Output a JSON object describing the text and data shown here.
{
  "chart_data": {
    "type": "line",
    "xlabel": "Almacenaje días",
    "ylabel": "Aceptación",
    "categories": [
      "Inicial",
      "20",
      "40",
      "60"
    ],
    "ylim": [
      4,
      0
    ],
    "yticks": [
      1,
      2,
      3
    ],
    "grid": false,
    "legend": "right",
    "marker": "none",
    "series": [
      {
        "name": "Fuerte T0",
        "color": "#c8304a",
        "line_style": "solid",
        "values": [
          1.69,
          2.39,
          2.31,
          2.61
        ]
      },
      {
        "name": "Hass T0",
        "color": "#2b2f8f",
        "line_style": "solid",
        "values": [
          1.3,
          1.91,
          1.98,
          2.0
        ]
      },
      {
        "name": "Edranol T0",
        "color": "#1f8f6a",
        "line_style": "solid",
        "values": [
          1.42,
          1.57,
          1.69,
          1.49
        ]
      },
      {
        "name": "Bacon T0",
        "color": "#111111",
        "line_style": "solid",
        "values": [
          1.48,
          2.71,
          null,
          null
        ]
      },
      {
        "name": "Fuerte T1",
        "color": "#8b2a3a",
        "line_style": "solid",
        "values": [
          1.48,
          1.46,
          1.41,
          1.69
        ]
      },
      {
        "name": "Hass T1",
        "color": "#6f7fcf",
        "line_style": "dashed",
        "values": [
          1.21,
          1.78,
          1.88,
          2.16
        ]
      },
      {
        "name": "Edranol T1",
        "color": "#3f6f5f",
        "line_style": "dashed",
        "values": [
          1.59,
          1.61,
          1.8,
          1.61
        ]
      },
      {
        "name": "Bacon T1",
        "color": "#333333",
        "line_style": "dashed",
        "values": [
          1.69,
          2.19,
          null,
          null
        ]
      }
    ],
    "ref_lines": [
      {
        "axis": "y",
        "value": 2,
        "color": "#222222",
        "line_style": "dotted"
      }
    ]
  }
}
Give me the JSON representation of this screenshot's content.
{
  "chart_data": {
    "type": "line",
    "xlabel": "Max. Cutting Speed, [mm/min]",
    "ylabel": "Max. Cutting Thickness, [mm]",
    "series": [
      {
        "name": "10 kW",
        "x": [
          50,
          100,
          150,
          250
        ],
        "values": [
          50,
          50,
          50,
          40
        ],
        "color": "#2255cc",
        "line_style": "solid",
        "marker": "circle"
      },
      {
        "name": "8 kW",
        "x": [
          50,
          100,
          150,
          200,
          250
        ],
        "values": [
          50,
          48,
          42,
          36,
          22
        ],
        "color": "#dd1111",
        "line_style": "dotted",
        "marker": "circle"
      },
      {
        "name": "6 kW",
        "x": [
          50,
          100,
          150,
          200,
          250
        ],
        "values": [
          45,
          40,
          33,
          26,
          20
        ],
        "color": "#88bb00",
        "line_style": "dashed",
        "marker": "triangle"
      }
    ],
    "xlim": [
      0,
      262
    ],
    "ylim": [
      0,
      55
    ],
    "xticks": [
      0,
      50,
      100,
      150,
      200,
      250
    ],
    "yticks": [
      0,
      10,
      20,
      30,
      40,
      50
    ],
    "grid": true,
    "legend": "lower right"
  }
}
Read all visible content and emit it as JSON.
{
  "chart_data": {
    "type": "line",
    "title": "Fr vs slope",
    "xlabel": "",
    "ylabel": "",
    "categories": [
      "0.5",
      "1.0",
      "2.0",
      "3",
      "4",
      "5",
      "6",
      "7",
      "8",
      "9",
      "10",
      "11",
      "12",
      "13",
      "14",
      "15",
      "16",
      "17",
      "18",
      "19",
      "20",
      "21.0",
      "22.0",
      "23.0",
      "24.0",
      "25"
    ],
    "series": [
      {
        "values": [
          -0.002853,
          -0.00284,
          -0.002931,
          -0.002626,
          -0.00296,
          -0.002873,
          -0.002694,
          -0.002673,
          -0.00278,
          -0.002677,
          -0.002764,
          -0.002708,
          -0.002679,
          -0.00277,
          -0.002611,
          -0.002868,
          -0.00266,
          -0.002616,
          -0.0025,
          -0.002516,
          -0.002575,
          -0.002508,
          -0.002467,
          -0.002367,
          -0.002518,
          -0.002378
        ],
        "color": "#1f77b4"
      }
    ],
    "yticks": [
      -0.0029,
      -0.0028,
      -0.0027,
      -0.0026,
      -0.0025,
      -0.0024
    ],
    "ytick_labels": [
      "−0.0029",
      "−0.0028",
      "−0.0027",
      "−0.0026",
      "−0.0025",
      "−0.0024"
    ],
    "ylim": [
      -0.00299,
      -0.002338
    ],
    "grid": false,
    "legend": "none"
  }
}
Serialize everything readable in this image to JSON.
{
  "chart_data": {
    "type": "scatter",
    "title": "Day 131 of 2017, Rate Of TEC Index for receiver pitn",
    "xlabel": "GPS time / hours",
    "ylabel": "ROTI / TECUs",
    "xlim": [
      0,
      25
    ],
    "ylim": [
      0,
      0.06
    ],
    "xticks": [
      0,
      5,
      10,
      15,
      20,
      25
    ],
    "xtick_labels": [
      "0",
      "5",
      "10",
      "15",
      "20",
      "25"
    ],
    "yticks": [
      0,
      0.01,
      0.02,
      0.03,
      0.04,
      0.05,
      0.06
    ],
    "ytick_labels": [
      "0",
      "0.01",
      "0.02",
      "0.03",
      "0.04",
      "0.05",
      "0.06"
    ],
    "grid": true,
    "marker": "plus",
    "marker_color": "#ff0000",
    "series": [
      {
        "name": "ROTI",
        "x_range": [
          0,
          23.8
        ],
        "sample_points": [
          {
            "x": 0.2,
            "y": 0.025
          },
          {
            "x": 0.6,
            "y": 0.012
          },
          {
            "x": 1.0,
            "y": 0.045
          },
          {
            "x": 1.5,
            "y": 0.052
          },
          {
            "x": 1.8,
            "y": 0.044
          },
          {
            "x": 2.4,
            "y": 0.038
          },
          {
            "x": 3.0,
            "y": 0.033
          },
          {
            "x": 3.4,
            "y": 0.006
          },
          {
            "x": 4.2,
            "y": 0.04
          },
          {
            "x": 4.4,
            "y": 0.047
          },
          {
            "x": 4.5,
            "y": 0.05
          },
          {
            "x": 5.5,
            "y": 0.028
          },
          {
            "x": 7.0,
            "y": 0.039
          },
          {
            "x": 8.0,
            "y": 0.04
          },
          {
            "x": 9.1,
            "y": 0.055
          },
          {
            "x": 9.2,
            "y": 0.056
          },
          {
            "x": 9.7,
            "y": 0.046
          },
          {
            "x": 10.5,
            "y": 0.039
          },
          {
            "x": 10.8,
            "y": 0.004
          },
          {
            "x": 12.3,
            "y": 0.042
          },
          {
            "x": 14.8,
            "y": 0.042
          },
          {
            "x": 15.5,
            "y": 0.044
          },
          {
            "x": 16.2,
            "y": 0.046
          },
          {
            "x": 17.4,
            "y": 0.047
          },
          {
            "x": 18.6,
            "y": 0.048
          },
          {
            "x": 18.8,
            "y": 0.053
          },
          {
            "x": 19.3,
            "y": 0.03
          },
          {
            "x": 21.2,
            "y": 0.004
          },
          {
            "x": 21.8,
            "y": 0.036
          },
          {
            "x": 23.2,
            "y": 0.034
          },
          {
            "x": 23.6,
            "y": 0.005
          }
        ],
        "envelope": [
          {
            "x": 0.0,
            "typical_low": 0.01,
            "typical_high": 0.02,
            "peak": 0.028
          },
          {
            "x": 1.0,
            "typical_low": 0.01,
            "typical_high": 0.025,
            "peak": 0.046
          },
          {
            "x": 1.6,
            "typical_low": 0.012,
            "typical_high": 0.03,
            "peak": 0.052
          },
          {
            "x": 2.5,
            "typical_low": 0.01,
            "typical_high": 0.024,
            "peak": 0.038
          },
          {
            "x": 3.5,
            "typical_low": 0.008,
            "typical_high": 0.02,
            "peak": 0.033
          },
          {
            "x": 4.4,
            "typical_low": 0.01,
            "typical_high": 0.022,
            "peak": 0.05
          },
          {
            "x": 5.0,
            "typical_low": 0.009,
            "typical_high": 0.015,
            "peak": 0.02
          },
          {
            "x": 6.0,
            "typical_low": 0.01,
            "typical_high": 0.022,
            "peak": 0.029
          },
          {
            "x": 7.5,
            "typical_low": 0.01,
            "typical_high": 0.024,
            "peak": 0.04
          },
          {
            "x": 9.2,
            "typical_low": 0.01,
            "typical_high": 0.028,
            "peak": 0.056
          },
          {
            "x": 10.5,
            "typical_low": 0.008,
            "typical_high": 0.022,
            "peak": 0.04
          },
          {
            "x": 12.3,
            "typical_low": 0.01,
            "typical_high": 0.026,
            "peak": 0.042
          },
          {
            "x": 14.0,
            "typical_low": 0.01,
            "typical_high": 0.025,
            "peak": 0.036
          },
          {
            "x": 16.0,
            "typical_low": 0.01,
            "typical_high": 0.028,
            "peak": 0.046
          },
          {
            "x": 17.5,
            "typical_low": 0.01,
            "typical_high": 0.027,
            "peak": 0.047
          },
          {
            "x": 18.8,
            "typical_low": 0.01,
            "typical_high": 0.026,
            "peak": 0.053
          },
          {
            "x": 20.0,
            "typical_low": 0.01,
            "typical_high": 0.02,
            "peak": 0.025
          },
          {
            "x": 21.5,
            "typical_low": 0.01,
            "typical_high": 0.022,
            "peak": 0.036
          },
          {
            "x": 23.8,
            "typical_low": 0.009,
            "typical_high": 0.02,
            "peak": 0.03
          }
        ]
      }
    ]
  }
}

┄┄┄┄┄┄┄┄┄┄┄┄┄┄┄┄┄┄┄┄

YOUR OBJECTIVE: Look through the records and gather every line containing "title".

RESULT:
    "title": "Fr vs slope",
    "title": "Day 131 of 2017, Rate Of TEC Index for receiver pitn",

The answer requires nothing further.